* What needs to be done
Without including any pictures, write out all the entries exactly.

* Listed entries
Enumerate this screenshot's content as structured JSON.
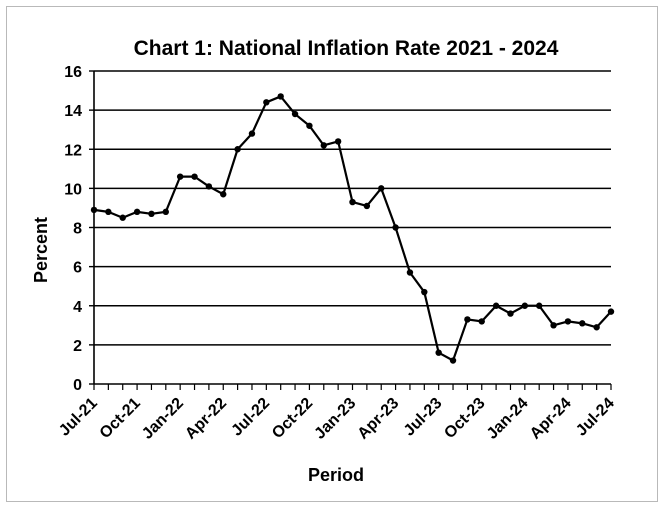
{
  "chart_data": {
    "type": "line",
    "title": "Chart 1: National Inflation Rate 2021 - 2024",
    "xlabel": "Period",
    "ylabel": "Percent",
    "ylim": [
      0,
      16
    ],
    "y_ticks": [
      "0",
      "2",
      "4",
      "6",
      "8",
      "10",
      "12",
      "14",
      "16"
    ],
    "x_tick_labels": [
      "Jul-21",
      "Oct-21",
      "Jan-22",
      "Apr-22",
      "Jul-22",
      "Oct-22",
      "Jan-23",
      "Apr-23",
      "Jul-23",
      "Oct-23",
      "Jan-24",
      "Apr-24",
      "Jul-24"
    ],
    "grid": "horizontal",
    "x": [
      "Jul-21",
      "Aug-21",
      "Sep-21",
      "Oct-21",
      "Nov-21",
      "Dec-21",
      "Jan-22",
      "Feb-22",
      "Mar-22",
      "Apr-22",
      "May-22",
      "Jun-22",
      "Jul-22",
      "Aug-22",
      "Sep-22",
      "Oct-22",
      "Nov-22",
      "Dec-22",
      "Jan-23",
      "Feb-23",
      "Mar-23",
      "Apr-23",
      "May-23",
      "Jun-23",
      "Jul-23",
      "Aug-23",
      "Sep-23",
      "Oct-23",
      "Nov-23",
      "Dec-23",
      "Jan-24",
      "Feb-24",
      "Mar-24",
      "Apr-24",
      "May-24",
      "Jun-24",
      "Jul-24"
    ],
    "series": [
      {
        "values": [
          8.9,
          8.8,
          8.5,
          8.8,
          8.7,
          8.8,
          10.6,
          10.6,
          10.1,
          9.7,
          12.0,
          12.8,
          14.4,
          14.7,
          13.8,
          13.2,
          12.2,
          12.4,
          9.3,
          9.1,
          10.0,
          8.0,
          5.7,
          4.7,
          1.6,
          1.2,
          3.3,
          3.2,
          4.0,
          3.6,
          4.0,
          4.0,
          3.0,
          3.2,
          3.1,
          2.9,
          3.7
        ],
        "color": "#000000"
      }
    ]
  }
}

* Solution below
Enumerate this screenshot's content as structured JSON.
{
  "chart_data": {
    "type": "line",
    "title": "Chart 1: National Inflation Rate 2021 - 2024",
    "xlabel": "Period",
    "ylabel": "Percent",
    "ylim": [
      0,
      16
    ],
    "y_ticks": [
      "0",
      "2",
      "4",
      "6",
      "8",
      "10",
      "12",
      "14",
      "16"
    ],
    "x_tick_labels": [
      "Jul-21",
      "Oct-21",
      "Jan-22",
      "Apr-22",
      "Jul-22",
      "Oct-22",
      "Jan-23",
      "Apr-23",
      "Jul-23",
      "Oct-23",
      "Jan-24",
      "Apr-24",
      "Jul-24"
    ],
    "grid": "horizontal",
    "x": [
      "Jul-21",
      "Aug-21",
      "Sep-21",
      "Oct-21",
      "Nov-21",
      "Dec-21",
      "Jan-22",
      "Feb-22",
      "Mar-22",
      "Apr-22",
      "May-22",
      "Jun-22",
      "Jul-22",
      "Aug-22",
      "Sep-22",
      "Oct-22",
      "Nov-22",
      "Dec-22",
      "Jan-23",
      "Feb-23",
      "Mar-23",
      "Apr-23",
      "May-23",
      "Jun-23",
      "Jul-23",
      "Aug-23",
      "Sep-23",
      "Oct-23",
      "Nov-23",
      "Dec-23",
      "Jan-24",
      "Feb-24",
      "Mar-24",
      "Apr-24",
      "May-24",
      "Jun-24",
      "Jul-24"
    ],
    "series": [
      {
        "values": [
          8.9,
          8.8,
          8.5,
          8.8,
          8.7,
          8.8,
          10.6,
          10.6,
          10.1,
          9.7,
          12.0,
          12.8,
          14.4,
          14.7,
          13.8,
          13.2,
          12.2,
          12.4,
          9.3,
          9.1,
          10.0,
          8.0,
          5.7,
          4.7,
          1.6,
          1.2,
          3.3,
          3.2,
          4.0,
          3.6,
          4.0,
          4.0,
          3.0,
          3.2,
          3.1,
          2.9,
          3.7
        ],
        "color": "#000000"
      }
    ]
  }
}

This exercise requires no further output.